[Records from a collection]
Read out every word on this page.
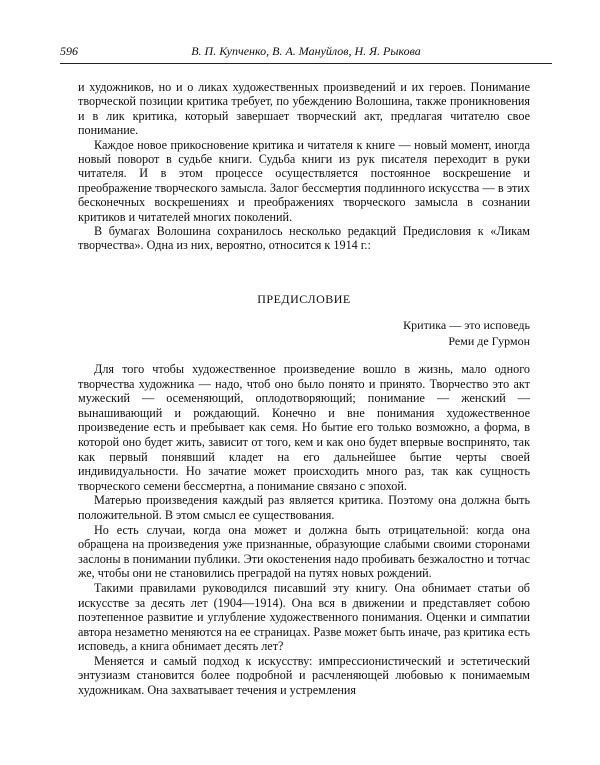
596	В. П. Купченко, В. А. Мануйлов, Н. Я. Рыкова

и художников, но и о ликах художественных произведений и их героев. Понимание творческой позиции критика требует, по убеждению Волошина, также проникновения и в лик критика, который завершает творческий акт, предлагая читателю свое понимание.

Каждое новое прикосновение критика и читателя к книге — новый момент, иногда новый поворот в судьбе книги. Судьба книги из рук писателя переходит в руки читателя. И в этом процессе осуществляется постоянное воскрешение и преображение творческого замысла. Залог бессмертия подлинного искусства — в этих бесконечных воскрешениях и преображениях творческого замысла в сознании критиков и читателей многих поколений.

В бумагах Волошина сохранилось несколько редакций Предисловия к «Ликам творчества». Одна из них, вероятно, относится к 1914 г.:

ПРЕДИСЛОВИЕ
Критика — это исповедь
Реми де Гурмон

Для того чтобы художественное произведение вошло в жизнь, мало одного творчества художника — надо, чтоб оно было понято и принято. Творчество это акт мужеский — осеменяющий, оплодотворяющий; понимание — женский — вынашивающий и рождающий. Конечно и вне понимания художественное произведение есть и пребывает как семя. Но бытие его только возможно, а форма, в которой оно будет жить, зависит от того, кем и как оно будет впервые воспринято, так как первый понявший кладет на его дальнейшее бытие черты своей индивидуальности. Но зачатие может происходить много раз, так как сущность творческого семени бессмертна, а понимание связано с эпохой.

Матерью произведения каждый раз является критика. Поэтому она должна быть положительной. В этом смысл ее существования.

Но есть случаи, когда она может и должна быть отрицательной: когда она обращена на произведения уже признанные, образующие слабыми своими сторонами заслоны в понимании публики. Эти окостенения надо пробивать безжалостно и тотчас же, чтобы они не становились преградой на путях новых рождений.

Такими правилами руководился писавший эту книгу. Она обнимает статьи об искусстве за десять лет (1904—1914). Она вся в движении и представляет собою поэтепенное развитие и углубление художественного понимания. Оценки и симпатии автора незаметно меняются на ее страницах. Разве может быть иначе, раз критика есть исповедь, а книга обнимает десять лет?

Меняется и самый подход к искусству: импрессионистический и эстетический энтузиазм становится более подробной и расчленяющей любовью к понимаемым художникам. Она захватывает течения и устремления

> _WHAT IS EXPECTED_
Check each line of the entries above for the word "Волошина". List the ones that have it.

> _OUTPUT OF THE TASK_
и художников, но и о ликах художественных произведений и их героев. Понимание творческой позиции критика требует, по убеждению Волошина, также проникновения и в лик критика, который завершает творческий акт, предлагая читателю свое понимание.
В бумагах Волошина сохранилось несколько редакций Предисловия к «Ликам творчества». Одна из них, вероятно, относится к 1914 г.:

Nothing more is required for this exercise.